Start of PAGE TEXT

Columbus looks to future after year of unrest
In August, Carrie Strickland sensed a dark cloud hovering over her North Highland neighborhood.
Tamir Harris, 33, had just been killed not far from Truth Spring Academy, where Strickland serves as board chair. It was the third homicide in Columbus over a three-day period, and the latest in a string of criminal activity in the area.
“Like seasons of life, there are seasons in a neighborhood,” Strickland told the Ledger-Enquirer at the time. “There are seasons of calm and then you have seasons of unrest, and I would say that this would be a season of unrest for North Highland.”
Strickland’s sentiments were shared by many Columbus residents in 2017, and not just in the North Highland neighborhood. As the year progressed, a sense of unrest seemed to permeate the city, which appeared trapped in a year-long cycle of violence, including revenge killings among young black men.
By year’s end, the Columbus Police Department had reported 35 homicides being investigated as murders — 63 percent of the victims in their 20s or younger.
Add to that the heated community debate over how to address the growing alternative education population at Muscogee County public schools —as well as the death of a 17-year-old Columbus foster girl found slain on an Atlanta roadway — and a picture emerges of a society in which many local youths are falling through the cracks.
Now, as we enter 2018, the question is: What can be done to address the problem moving forward?

End of PAGE TEXT

CHALLENGE 1
Pick out every line in the records below that contains the word "bookmark", and copy each of those lines.

Start of RECORDS TO USE

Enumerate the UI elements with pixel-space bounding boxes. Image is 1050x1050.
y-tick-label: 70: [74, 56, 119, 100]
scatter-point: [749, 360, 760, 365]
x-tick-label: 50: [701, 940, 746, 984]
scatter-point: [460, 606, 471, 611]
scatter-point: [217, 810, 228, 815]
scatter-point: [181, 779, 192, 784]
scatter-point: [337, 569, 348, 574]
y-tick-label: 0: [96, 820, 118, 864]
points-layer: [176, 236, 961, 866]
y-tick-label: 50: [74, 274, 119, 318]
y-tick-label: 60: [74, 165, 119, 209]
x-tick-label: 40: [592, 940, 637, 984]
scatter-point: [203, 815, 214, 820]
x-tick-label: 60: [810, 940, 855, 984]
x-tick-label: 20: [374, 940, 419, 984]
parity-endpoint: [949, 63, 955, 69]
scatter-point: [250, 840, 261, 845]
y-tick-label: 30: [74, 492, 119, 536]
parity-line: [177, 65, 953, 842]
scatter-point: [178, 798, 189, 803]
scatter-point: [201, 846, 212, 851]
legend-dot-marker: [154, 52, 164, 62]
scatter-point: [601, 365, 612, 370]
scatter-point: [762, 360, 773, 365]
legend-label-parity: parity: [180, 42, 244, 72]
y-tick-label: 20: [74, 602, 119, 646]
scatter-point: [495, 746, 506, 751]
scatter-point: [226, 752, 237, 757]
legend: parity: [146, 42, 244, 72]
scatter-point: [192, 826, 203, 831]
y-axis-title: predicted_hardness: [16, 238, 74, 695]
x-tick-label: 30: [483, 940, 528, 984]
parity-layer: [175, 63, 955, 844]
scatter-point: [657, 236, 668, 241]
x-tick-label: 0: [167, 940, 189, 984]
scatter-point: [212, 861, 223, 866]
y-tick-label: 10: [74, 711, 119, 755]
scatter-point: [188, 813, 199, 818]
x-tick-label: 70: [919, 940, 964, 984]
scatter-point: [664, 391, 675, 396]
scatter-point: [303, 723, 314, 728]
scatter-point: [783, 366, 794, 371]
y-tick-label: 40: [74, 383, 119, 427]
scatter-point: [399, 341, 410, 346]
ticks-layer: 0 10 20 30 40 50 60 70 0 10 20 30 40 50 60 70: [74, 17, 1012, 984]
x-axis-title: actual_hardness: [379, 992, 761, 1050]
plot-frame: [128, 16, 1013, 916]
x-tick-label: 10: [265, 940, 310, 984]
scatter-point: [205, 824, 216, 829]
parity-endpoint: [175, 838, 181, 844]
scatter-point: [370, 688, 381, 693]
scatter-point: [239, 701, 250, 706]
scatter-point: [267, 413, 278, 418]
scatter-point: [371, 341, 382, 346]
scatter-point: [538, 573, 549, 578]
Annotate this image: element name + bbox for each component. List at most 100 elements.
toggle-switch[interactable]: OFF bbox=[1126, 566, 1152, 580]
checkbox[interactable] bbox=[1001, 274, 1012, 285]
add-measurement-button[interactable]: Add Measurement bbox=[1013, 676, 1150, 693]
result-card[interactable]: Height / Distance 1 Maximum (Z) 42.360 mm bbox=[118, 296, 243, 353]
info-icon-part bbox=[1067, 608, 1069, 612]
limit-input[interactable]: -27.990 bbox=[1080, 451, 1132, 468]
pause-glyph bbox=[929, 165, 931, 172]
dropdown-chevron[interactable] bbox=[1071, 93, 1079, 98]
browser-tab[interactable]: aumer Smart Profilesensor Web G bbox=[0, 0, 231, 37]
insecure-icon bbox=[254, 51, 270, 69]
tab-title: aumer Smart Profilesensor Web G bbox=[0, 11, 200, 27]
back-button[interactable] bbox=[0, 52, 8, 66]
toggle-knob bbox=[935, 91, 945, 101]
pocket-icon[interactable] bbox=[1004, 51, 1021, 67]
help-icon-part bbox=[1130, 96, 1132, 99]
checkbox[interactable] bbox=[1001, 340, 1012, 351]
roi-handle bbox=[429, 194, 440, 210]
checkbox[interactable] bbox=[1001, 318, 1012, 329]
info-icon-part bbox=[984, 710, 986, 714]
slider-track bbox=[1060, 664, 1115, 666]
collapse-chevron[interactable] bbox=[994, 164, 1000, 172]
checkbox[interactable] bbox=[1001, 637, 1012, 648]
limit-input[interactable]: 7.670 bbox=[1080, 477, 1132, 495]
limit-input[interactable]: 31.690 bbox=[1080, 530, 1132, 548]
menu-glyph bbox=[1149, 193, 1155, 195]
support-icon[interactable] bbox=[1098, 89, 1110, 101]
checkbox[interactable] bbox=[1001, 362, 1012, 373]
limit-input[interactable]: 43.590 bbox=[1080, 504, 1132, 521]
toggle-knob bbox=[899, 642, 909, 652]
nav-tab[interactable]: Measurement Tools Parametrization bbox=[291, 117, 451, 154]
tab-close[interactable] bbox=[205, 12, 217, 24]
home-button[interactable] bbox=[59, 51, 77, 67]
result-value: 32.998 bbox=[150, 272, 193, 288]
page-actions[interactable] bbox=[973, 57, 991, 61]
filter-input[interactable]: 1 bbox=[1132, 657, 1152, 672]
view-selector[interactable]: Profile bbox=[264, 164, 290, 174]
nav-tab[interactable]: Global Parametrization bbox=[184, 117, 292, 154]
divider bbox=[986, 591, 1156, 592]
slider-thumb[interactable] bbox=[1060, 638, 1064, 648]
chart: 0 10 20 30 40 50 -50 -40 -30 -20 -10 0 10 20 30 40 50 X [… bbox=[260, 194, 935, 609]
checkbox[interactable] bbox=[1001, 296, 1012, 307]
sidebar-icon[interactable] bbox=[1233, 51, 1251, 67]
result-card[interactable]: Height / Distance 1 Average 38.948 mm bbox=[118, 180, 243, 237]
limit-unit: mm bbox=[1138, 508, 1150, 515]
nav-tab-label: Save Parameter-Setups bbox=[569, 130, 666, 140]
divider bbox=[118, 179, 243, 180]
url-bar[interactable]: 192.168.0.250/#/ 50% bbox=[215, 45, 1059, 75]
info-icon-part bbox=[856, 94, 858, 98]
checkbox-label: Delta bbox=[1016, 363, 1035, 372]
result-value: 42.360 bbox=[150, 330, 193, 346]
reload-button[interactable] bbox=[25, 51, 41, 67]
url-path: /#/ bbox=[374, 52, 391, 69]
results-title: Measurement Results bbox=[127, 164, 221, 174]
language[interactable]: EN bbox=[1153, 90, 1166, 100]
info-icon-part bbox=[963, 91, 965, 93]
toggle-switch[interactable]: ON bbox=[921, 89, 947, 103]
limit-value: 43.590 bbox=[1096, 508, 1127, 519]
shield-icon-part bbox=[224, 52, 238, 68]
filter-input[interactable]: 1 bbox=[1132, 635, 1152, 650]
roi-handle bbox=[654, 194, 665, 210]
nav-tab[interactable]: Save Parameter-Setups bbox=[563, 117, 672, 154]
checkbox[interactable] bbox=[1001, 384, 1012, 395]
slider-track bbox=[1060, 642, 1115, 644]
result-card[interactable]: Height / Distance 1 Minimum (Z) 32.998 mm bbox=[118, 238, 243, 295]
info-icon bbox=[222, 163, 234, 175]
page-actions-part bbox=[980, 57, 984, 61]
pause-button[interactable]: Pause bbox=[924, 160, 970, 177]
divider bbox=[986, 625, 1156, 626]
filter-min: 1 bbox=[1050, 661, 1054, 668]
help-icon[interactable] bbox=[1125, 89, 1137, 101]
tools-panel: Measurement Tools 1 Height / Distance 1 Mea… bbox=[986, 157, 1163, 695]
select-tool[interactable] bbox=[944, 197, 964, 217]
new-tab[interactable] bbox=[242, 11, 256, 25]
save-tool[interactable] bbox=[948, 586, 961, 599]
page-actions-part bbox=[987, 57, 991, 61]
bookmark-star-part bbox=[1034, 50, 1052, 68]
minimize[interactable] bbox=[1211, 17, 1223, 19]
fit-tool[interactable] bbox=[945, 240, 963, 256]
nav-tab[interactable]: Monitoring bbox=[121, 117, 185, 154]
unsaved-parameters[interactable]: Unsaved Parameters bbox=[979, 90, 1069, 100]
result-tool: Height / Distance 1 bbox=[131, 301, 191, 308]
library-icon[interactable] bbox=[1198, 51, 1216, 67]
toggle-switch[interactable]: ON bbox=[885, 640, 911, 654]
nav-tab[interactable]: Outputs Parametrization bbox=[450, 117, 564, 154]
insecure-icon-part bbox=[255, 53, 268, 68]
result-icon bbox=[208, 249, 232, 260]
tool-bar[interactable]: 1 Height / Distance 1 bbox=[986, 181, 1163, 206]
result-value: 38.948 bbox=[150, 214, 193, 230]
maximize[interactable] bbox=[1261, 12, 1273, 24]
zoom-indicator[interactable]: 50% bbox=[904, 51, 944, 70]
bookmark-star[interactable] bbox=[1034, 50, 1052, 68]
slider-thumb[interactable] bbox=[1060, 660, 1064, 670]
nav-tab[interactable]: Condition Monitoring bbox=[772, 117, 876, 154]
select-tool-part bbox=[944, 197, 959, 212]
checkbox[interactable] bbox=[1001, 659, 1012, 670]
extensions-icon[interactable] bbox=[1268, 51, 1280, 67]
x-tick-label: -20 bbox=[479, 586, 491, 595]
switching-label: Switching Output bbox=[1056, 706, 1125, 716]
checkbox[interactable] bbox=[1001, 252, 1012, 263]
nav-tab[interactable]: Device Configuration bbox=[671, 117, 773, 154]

End of RECORDS TO USE

CHALLENGE 2
Write what comes next in the article above about the year of unrest in Columbus, starting after its final sentence.

TASK RESULT 1
bookmark-star-part bbox=[1034, 50, 1052, 68]
bookmark-star[interactable] bbox=[1034, 50, 1052, 68]

TASK RESULT 2
“It has certainly been an interesting year when you look at statistics and the challenges in our community,” said United Way President and CEO Scott Ferguson, whose organization raises millions of dollars each year for local nonprofit agencies. “... I would think that a lot of it may be connected to our high poverty rate and people who don’t have any hope.
“I do believe the programs that we fund, especially the youth programs — many of them after school prevention programs — are helping with this disconnection that many of the youth of today feel. But it is one child at a time, and how do you accelerate that?”
Mayor Teresa Tomlinson said what Columbus experienced in 2017 is not unique to the city, but part of systemic socioeconomic problems that America’s urban centers have struggled with for decades.
“If you’re going to cut across everything from foster care, to special needs students, to crime, you’re talking about the unraveling of the social fabric that has been going on for probably 40 years, since the late ’70s, early ’80s,” she said in a recent interview with the Ledger-Enquirer.
She said some of it is due to the suburbanization that occurred in previous years, as the public and private sectors divested in urban centers and invested in the outer rings of cities across the nation.
One of the biggest challenges that leaders face is people wanting to fix a complex problem by narrowing it to one solution, Tomlinson said, referring to frequent calls for more police officers, better educators and faith-based activities, for example. But many leaders have come to realize that the situation is multifaceted and simple solutions won’t work, she added.
“We are only just now learning as a national community how to deal with issues of poverty and all that it touches, and that includes crime, education, workforce, mental health and physical health,” she said. “It requires a financial infrastructure that is much in debate politically as to whether we as a people are going to invest in that.”
The city is making progress, the mayor added.
“ ... I think we’re seeing, now, this effective partnership, in Columbus anyway, where we do all pitch in,” she said. “We have more mentorship programs than we’ve ever had. We have more partnerships between the school board and Parks and Rec, for instance, and neighborhood associations and law enforcement officers. So we’re starting to get the hang of it, but I think few people have a true appreciation for the complexity of the social unraveling that we’re now trying to mend.”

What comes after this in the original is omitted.